Written instruction: Type out the records that follow, exactly as given.

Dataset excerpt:
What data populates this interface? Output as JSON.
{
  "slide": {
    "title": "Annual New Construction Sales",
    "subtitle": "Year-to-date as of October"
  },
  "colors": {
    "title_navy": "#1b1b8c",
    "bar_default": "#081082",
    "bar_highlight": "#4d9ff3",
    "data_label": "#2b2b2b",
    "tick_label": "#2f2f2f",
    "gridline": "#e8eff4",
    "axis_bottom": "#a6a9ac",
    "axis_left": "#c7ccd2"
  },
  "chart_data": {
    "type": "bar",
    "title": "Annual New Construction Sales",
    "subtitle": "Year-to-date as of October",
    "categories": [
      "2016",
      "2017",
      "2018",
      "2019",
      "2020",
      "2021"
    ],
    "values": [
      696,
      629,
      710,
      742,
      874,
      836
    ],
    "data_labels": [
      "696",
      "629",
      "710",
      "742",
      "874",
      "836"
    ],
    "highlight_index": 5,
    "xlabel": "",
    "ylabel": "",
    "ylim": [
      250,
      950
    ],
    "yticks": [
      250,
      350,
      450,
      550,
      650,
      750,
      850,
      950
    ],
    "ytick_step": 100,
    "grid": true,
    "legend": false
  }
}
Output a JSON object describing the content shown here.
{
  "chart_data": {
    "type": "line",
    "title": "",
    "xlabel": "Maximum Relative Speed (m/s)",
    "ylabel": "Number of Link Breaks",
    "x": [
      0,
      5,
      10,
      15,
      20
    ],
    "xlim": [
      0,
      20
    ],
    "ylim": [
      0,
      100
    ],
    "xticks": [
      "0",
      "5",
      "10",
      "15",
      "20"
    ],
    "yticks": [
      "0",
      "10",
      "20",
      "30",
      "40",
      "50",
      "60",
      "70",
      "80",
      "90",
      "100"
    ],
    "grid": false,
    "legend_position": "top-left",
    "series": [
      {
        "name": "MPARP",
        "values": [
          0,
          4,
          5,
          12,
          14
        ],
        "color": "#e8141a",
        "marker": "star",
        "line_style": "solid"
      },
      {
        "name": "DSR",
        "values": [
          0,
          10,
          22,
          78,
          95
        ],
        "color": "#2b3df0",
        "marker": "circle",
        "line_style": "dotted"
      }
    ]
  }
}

Result below:
What data populates this interface? Output as JSON.
{
  "slide": {
    "title": "Annual New Construction Sales",
    "subtitle": "Year-to-date as of October"
  },
  "colors": {
    "title_navy": "#1b1b8c",
    "bar_default": "#081082",
    "bar_highlight": "#4d9ff3",
    "data_label": "#2b2b2b",
    "tick_label": "#2f2f2f",
    "gridline": "#e8eff4",
    "axis_bottom": "#a6a9ac",
    "axis_left": "#c7ccd2"
  },
  "chart_data": {
    "type": "bar",
    "title": "Annual New Construction Sales",
    "subtitle": "Year-to-date as of October",
    "categories": [
      "2016",
      "2017",
      "2018",
      "2019",
      "2020",
      "2021"
    ],
    "values": [
      696,
      629,
      710,
      742,
      874,
      836
    ],
    "data_labels": [
      "696",
      "629",
      "710",
      "742",
      "874",
      "836"
    ],
    "highlight_index": 5,
    "xlabel": "",
    "ylabel": "",
    "ylim": [
      250,
      950
    ],
    "yticks": [
      250,
      350,
      450,
      550,
      650,
      750,
      850,
      950
    ],
    "ytick_step": 100,
    "grid": true,
    "legend": false
  }
}
Output a JSON object describing the content shown here.
{
  "chart_data": {
    "type": "line",
    "title": "",
    "xlabel": "Maximum Relative Speed (m/s)",
    "ylabel": "Number of Link Breaks",
    "x": [
      0,
      5,
      10,
      15,
      20
    ],
    "xlim": [
      0,
      20
    ],
    "ylim": [
      0,
      100
    ],
    "xticks": [
      "0",
      "5",
      "10",
      "15",
      "20"
    ],
    "yticks": [
      "0",
      "10",
      "20",
      "30",
      "40",
      "50",
      "60",
      "70",
      "80",
      "90",
      "100"
    ],
    "grid": false,
    "legend_position": "top-left",
    "series": [
      {
        "name": "MPARP",
        "values": [
          0,
          4,
          5,
          12,
          14
        ],
        "color": "#e8141a",
        "marker": "star",
        "line_style": "solid"
      },
      {
        "name": "DSR",
        "values": [
          0,
          10,
          22,
          78,
          95
        ],
        "color": "#2b3df0",
        "marker": "circle",
        "line_style": "dotted"
      }
    ]
  }
}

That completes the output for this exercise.